» **WORK TO BE COMPLETED**: Read through the records below and copy each line that uses the word "year".

(Stored data)

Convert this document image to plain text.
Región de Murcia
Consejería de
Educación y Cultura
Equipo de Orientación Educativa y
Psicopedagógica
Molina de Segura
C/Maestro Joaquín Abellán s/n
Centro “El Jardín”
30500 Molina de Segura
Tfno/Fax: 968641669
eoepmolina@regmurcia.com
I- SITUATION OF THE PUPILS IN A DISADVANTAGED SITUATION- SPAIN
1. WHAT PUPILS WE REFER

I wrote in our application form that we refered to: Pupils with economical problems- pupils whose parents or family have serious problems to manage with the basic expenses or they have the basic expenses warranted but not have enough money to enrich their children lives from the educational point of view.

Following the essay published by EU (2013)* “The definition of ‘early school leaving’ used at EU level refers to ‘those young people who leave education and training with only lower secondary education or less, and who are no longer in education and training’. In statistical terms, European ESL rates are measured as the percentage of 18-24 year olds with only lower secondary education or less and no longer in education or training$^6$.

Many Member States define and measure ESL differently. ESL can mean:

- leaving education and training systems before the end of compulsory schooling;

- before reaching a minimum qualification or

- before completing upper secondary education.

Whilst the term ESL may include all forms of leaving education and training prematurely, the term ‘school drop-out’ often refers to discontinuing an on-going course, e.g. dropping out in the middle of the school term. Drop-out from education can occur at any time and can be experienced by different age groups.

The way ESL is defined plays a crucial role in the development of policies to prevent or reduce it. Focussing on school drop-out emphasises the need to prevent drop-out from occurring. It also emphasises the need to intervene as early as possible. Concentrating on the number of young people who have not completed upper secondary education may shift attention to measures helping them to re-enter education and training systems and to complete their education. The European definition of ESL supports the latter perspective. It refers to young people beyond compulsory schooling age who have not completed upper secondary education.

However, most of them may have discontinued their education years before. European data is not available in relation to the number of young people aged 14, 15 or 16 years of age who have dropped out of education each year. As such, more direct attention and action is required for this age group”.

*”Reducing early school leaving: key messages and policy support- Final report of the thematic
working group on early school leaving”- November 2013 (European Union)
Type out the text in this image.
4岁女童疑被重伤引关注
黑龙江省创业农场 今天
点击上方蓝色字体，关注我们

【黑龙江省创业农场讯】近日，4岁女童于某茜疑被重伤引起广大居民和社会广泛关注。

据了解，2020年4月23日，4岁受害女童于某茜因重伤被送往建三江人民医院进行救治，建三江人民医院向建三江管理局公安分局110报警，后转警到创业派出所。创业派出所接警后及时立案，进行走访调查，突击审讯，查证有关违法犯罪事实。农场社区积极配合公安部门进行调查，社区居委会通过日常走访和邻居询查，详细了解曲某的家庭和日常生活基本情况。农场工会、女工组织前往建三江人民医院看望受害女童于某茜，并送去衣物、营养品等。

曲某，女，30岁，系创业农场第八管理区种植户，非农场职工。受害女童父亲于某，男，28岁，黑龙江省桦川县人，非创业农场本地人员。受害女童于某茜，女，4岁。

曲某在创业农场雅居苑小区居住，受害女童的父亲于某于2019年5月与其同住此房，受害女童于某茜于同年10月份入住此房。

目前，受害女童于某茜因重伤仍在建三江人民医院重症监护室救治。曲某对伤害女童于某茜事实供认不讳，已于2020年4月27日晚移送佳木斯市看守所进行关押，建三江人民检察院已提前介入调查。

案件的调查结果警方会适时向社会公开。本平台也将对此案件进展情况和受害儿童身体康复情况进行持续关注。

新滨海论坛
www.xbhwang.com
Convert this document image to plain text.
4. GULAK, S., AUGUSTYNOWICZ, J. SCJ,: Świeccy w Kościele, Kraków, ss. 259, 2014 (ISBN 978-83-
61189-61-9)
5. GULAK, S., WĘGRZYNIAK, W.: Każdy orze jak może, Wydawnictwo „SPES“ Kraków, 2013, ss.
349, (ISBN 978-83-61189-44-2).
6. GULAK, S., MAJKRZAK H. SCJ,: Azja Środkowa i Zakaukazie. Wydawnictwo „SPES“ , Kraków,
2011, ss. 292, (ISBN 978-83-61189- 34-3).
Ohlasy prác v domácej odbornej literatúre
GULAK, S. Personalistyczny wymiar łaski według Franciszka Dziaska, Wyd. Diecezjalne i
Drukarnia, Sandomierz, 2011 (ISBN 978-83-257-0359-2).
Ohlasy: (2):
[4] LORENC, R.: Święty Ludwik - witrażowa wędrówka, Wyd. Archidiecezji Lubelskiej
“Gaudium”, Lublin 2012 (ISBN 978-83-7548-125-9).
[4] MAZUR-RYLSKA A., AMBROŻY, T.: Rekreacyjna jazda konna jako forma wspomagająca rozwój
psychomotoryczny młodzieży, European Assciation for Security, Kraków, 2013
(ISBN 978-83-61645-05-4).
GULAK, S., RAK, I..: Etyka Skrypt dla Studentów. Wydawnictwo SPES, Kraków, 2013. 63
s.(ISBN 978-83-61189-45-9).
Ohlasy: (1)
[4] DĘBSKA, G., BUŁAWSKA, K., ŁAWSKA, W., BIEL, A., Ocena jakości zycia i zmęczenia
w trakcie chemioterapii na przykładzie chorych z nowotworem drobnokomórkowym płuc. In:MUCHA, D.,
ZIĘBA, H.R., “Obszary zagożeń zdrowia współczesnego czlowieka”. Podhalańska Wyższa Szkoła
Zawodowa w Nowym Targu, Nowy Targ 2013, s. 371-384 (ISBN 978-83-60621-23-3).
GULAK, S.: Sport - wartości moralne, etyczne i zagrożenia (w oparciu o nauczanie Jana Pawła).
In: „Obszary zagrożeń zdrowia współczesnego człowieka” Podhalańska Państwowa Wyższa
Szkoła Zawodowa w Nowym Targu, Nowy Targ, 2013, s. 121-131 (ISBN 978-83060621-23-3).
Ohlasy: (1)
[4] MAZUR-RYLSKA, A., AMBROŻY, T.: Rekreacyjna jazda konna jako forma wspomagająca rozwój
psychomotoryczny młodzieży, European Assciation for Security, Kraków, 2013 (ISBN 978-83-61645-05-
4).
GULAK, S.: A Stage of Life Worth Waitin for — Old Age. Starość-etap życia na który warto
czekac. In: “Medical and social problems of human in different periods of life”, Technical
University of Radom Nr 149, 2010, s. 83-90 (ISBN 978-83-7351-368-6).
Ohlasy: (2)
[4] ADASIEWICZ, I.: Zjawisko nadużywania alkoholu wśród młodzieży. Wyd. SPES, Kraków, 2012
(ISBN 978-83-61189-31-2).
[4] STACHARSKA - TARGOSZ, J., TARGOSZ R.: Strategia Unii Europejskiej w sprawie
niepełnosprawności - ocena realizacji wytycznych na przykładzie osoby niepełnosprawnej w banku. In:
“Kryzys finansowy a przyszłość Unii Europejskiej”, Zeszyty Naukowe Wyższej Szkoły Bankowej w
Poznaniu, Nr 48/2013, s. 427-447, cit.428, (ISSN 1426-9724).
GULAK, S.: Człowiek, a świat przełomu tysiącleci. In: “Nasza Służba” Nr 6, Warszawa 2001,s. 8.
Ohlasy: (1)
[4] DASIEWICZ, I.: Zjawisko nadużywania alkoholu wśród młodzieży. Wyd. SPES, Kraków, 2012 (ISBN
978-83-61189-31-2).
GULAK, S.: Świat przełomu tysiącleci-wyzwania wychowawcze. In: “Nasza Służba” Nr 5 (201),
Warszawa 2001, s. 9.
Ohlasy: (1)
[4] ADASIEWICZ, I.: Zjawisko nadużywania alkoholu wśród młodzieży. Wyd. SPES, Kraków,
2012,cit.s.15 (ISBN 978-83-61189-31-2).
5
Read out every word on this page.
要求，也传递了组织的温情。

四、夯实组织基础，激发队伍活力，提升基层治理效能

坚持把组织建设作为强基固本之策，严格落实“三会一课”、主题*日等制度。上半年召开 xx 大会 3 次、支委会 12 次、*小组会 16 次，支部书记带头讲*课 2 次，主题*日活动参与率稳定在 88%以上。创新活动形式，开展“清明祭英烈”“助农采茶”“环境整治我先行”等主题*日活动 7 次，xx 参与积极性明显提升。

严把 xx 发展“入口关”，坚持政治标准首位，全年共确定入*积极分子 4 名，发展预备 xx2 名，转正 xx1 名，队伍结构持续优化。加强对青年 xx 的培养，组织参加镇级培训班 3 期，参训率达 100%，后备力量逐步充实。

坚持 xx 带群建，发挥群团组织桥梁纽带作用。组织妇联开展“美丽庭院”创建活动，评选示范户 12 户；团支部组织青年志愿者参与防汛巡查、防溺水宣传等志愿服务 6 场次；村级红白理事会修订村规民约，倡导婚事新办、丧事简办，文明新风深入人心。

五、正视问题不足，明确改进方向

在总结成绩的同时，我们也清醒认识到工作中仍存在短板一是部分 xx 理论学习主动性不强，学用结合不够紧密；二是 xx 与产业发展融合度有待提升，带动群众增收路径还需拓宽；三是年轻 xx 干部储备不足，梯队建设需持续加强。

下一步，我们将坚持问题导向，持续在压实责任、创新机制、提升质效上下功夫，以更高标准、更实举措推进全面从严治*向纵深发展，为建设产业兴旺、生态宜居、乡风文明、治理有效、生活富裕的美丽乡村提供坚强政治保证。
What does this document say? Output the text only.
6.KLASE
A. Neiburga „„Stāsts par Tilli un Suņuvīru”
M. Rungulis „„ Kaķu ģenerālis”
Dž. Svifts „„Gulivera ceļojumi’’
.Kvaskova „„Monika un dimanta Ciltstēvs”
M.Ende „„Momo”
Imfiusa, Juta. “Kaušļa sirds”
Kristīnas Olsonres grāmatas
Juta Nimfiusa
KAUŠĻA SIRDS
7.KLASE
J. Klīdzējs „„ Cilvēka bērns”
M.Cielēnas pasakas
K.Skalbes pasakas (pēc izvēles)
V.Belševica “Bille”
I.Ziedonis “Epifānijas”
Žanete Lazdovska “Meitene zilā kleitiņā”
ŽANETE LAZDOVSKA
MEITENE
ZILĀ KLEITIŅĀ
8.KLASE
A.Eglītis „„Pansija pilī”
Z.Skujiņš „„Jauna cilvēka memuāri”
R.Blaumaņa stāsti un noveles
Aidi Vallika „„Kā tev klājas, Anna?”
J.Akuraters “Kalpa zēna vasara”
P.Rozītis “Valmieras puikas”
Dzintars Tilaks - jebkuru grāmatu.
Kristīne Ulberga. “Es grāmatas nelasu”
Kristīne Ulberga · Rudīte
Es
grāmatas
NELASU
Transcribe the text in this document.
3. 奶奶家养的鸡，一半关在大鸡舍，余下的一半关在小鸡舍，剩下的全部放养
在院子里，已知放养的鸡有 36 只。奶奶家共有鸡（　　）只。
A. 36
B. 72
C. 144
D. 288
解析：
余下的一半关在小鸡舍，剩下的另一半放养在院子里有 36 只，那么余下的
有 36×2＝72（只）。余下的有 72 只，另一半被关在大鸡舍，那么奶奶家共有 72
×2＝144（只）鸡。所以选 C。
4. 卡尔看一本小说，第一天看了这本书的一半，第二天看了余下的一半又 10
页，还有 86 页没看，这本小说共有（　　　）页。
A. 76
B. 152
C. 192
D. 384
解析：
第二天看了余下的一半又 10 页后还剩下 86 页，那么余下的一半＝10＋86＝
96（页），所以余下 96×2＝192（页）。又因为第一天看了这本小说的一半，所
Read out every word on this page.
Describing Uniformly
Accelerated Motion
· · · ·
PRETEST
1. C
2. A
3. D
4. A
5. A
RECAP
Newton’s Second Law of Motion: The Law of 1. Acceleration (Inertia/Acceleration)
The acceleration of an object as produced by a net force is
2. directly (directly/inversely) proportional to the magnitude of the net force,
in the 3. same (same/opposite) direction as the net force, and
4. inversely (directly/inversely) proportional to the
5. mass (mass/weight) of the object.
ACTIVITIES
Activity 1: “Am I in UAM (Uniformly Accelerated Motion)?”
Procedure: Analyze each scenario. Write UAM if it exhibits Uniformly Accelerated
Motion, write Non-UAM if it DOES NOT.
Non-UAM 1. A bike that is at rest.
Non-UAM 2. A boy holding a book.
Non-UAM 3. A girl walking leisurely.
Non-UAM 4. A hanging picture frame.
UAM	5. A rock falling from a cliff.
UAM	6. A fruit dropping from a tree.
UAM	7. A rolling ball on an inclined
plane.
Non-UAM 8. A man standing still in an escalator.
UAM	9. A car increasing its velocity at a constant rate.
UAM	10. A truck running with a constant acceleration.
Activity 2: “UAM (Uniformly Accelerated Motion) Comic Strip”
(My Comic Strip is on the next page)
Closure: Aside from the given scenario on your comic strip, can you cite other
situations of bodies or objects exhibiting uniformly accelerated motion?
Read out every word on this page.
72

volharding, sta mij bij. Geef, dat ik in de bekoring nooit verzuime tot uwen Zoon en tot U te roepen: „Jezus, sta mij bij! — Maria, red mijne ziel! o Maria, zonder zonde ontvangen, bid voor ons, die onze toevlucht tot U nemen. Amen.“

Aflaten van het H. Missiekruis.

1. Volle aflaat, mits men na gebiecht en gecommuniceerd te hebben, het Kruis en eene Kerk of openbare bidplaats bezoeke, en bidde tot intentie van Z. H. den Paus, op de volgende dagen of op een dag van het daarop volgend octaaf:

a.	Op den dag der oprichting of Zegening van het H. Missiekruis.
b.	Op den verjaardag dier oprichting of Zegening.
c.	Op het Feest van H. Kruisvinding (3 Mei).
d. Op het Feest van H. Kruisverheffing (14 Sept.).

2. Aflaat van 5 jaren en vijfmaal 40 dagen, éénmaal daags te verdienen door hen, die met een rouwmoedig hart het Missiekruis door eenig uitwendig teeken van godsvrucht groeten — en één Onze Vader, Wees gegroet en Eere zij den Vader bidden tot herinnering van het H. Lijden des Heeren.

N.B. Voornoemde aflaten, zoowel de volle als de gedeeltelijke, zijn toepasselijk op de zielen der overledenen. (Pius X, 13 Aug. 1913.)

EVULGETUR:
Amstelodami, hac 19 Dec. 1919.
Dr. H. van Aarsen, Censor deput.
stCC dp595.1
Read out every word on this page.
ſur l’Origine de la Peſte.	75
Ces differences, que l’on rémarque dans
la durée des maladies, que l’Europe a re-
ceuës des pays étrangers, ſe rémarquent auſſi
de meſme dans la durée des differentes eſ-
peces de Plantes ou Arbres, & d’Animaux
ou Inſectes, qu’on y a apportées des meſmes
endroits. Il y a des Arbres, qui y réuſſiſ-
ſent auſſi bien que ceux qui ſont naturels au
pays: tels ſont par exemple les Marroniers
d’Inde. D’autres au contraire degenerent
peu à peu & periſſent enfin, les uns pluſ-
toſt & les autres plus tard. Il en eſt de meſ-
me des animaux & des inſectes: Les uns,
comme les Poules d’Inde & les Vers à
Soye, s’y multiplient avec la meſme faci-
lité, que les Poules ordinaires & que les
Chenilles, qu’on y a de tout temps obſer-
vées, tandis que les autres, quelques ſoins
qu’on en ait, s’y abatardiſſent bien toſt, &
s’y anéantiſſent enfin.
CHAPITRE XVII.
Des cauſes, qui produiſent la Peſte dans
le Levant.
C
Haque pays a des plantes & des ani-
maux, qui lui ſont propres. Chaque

» **SOLUTION BELOW**:
Following the essay published by EU (2013)* “The definition of ‘early school leaving’ used at EU level refers to ‘those young people who leave education and training with only lower secondary education or less, and who are no longer in education and training’. In statistical terms, European ESL rates are measured as the percentage of 18-24 year olds with only lower secondary education or less and no longer in education or training$^6$.
However, most of them may have discontinued their education years before. European data is not available in relation to the number of young people aged 14, 15 or 16 years of age who have dropped out of education each year. As such, more direct attention and action is required for this age group”.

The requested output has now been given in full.